___ DATA ROWS ___
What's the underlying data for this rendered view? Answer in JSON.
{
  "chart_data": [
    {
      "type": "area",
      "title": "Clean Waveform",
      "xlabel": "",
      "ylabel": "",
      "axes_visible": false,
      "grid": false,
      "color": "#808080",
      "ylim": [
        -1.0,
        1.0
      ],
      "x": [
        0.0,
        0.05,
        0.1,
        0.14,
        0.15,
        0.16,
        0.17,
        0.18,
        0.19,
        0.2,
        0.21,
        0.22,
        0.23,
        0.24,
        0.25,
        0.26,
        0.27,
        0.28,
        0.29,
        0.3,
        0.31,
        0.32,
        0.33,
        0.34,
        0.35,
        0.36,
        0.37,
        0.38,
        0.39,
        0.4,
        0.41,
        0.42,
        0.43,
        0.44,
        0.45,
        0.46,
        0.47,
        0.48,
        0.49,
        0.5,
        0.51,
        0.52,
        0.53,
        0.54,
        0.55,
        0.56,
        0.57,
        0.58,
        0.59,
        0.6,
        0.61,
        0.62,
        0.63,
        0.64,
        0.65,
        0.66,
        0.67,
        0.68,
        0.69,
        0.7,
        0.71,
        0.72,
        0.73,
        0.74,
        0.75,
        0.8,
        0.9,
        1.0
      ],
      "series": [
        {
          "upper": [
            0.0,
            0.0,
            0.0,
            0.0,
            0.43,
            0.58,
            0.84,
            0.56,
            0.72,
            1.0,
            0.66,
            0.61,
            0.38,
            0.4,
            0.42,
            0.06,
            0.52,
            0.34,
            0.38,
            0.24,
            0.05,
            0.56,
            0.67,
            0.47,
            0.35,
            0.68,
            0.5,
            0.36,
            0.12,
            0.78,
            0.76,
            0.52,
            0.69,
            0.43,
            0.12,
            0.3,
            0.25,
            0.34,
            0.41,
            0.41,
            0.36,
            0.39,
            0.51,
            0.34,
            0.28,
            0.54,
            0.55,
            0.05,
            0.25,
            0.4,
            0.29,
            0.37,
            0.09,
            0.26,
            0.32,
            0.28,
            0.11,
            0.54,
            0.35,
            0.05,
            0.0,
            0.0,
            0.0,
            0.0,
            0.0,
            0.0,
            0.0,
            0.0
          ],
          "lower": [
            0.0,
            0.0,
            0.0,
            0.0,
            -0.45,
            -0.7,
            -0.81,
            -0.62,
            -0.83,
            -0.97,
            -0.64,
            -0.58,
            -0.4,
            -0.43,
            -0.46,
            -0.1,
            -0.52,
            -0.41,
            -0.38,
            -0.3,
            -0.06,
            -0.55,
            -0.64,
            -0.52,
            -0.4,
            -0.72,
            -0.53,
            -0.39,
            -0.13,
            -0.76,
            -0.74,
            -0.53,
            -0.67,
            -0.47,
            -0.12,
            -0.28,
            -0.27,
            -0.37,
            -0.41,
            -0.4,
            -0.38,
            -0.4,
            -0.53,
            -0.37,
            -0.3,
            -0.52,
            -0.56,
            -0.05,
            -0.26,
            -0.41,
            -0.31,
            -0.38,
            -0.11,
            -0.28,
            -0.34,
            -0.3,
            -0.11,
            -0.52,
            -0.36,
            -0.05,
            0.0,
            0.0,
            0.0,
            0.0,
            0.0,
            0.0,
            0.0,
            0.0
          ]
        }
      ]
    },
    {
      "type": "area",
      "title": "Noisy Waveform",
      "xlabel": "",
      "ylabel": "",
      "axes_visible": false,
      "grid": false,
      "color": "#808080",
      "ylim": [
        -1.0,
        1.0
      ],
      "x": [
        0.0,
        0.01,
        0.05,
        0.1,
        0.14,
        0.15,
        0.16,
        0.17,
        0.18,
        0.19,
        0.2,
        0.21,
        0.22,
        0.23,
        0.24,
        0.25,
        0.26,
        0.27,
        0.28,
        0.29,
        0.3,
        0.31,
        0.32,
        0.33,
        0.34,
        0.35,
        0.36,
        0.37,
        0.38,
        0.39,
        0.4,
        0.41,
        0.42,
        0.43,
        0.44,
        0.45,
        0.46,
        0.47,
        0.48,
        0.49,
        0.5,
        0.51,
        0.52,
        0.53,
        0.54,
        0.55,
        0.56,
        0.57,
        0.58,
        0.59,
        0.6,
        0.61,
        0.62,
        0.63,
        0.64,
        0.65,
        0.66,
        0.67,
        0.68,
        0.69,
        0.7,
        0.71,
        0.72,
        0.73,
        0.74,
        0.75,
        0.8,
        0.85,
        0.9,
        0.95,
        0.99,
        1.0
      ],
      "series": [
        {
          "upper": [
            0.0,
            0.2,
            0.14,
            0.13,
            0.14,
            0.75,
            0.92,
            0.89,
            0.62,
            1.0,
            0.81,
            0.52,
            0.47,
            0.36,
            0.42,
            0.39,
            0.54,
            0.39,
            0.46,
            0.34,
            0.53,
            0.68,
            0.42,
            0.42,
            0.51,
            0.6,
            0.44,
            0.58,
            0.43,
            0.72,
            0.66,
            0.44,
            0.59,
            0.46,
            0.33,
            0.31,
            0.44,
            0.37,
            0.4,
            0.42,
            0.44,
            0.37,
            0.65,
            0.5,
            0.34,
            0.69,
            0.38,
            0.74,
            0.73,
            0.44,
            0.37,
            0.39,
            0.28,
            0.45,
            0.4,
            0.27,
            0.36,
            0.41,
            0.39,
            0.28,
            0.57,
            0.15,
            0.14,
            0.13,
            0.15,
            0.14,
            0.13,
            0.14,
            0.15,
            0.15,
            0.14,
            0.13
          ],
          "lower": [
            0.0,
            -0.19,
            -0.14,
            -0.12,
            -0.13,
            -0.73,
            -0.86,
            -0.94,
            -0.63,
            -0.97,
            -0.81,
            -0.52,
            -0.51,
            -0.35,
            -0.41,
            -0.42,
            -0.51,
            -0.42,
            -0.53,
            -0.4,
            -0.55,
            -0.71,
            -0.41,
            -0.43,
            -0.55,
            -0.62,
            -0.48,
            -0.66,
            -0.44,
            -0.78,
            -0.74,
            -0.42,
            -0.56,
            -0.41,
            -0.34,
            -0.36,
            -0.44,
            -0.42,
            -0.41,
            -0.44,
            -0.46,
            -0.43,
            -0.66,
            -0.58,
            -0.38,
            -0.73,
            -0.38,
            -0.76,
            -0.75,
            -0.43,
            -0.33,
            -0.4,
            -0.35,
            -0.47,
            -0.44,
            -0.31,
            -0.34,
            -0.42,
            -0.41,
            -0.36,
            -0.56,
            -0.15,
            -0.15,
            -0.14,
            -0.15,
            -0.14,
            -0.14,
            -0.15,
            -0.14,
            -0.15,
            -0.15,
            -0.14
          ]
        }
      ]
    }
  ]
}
___
PROBLEM STATEMENT: Please restate the data word for word, every record included.

ANSWER TO THIS EXERCISE:
What's the underlying data for this rendered view? Answer in JSON.
{
  "chart_data": [
    {
      "type": "area",
      "title": "Clean Waveform",
      "xlabel": "",
      "ylabel": "",
      "axes_visible": false,
      "grid": false,
      "color": "#808080",
      "ylim": [
        -1.0,
        1.0
      ],
      "x": [
        0.0,
        0.05,
        0.1,
        0.14,
        0.15,
        0.16,
        0.17,
        0.18,
        0.19,
        0.2,
        0.21,
        0.22,
        0.23,
        0.24,
        0.25,
        0.26,
        0.27,
        0.28,
        0.29,
        0.3,
        0.31,
        0.32,
        0.33,
        0.34,
        0.35,
        0.36,
        0.37,
        0.38,
        0.39,
        0.4,
        0.41,
        0.42,
        0.43,
        0.44,
        0.45,
        0.46,
        0.47,
        0.48,
        0.49,
        0.5,
        0.51,
        0.52,
        0.53,
        0.54,
        0.55,
        0.56,
        0.57,
        0.58,
        0.59,
        0.6,
        0.61,
        0.62,
        0.63,
        0.64,
        0.65,
        0.66,
        0.67,
        0.68,
        0.69,
        0.7,
        0.71,
        0.72,
        0.73,
        0.74,
        0.75,
        0.8,
        0.9,
        1.0
      ],
      "series": [
        {
          "upper": [
            0.0,
            0.0,
            0.0,
            0.0,
            0.43,
            0.58,
            0.84,
            0.56,
            0.72,
            1.0,
            0.66,
            0.61,
            0.38,
            0.4,
            0.42,
            0.06,
            0.52,
            0.34,
            0.38,
            0.24,
            0.05,
            0.56,
            0.67,
            0.47,
            0.35,
            0.68,
            0.5,
            0.36,
            0.12,
            0.78,
            0.76,
            0.52,
            0.69,
            0.43,
            0.12,
            0.3,
            0.25,
            0.34,
            0.41,
            0.41,
            0.36,
            0.39,
            0.51,
            0.34,
            0.28,
            0.54,
            0.55,
            0.05,
            0.25,
            0.4,
            0.29,
            0.37,
            0.09,
            0.26,
            0.32,
            0.28,
            0.11,
            0.54,
            0.35,
            0.05,
            0.0,
            0.0,
            0.0,
            0.0,
            0.0,
            0.0,
            0.0,
            0.0
          ],
          "lower": [
            0.0,
            0.0,
            0.0,
            0.0,
            -0.45,
            -0.7,
            -0.81,
            -0.62,
            -0.83,
            -0.97,
            -0.64,
            -0.58,
            -0.4,
            -0.43,
            -0.46,
            -0.1,
            -0.52,
            -0.41,
            -0.38,
            -0.3,
            -0.06,
            -0.55,
            -0.64,
            -0.52,
            -0.4,
            -0.72,
            -0.53,
            -0.39,
            -0.13,
            -0.76,
            -0.74,
            -0.53,
            -0.67,
            -0.47,
            -0.12,
            -0.28,
            -0.27,
            -0.37,
            -0.41,
            -0.4,
            -0.38,
            -0.4,
            -0.53,
            -0.37,
            -0.3,
            -0.52,
            -0.56,
            -0.05,
            -0.26,
            -0.41,
            -0.31,
            -0.38,
            -0.11,
            -0.28,
            -0.34,
            -0.3,
            -0.11,
            -0.52,
            -0.36,
            -0.05,
            0.0,
            0.0,
            0.0,
            0.0,
            0.0,
            0.0,
            0.0,
            0.0
          ]
        }
      ]
    },
    {
      "type": "area",
      "title": "Noisy Waveform",
      "xlabel": "",
      "ylabel": "",
      "axes_visible": false,
      "grid": false,
      "color": "#808080",
      "ylim": [
        -1.0,
        1.0
      ],
      "x": [
        0.0,
        0.01,
        0.05,
        0.1,
        0.14,
        0.15,
        0.16,
        0.17,
        0.18,
        0.19,
        0.2,
        0.21,
        0.22,
        0.23,
        0.24,
        0.25,
        0.26,
        0.27,
        0.28,
        0.29,
        0.3,
        0.31,
        0.32,
        0.33,
        0.34,
        0.35,
        0.36,
        0.37,
        0.38,
        0.39,
        0.4,
        0.41,
        0.42,
        0.43,
        0.44,
        0.45,
        0.46,
        0.47,
        0.48,
        0.49,
        0.5,
        0.51,
        0.52,
        0.53,
        0.54,
        0.55,
        0.56,
        0.57,
        0.58,
        0.59,
        0.6,
        0.61,
        0.62,
        0.63,
        0.64,
        0.65,
        0.66,
        0.67,
        0.68,
        0.69,
        0.7,
        0.71,
        0.72,
        0.73,
        0.74,
        0.75,
        0.8,
        0.85,
        0.9,
        0.95,
        0.99,
        1.0
      ],
      "series": [
        {
          "upper": [
            0.0,
            0.2,
            0.14,
            0.13,
            0.14,
            0.75,
            0.92,
            0.89,
            0.62,
            1.0,
            0.81,
            0.52,
            0.47,
            0.36,
            0.42,
            0.39,
            0.54,
            0.39,
            0.46,
            0.34,
            0.53,
            0.68,
            0.42,
            0.42,
            0.51,
            0.6,
            0.44,
            0.58,
            0.43,
            0.72,
            0.66,
            0.44,
            0.59,
            0.46,
            0.33,
            0.31,
            0.44,
            0.37,
            0.4,
            0.42,
            0.44,
            0.37,
            0.65,
            0.5,
            0.34,
            0.69,
            0.38,
            0.74,
            0.73,
            0.44,
            0.37,
            0.39,
            0.28,
            0.45,
            0.4,
            0.27,
            0.36,
            0.41,
            0.39,
            0.28,
            0.57,
            0.15,
            0.14,
            0.13,
            0.15,
            0.14,
            0.13,
            0.14,
            0.15,
            0.15,
            0.14,
            0.13
          ],
          "lower": [
            0.0,
            -0.19,
            -0.14,
            -0.12,
            -0.13,
            -0.73,
            -0.86,
            -0.94,
            -0.63,
            -0.97,
            -0.81,
            -0.52,
            -0.51,
            -0.35,
            -0.41,
            -0.42,
            -0.51,
            -0.42,
            -0.53,
            -0.4,
            -0.55,
            -0.71,
            -0.41,
            -0.43,
            -0.55,
            -0.62,
            -0.48,
            -0.66,
            -0.44,
            -0.78,
            -0.74,
            -0.42,
            -0.56,
            -0.41,
            -0.34,
            -0.36,
            -0.44,
            -0.42,
            -0.41,
            -0.44,
            -0.46,
            -0.43,
            -0.66,
            -0.58,
            -0.38,
            -0.73,
            -0.38,
            -0.76,
            -0.75,
            -0.43,
            -0.33,
            -0.4,
            -0.35,
            -0.47,
            -0.44,
            -0.31,
            -0.34,
            -0.42,
            -0.41,
            -0.36,
            -0.56,
            -0.15,
            -0.15,
            -0.14,
            -0.15,
            -0.14,
            -0.14,
            -0.15,
            -0.14,
            -0.15,
            -0.15,
            -0.14
          ]
        }
      ]
    }
  ]
}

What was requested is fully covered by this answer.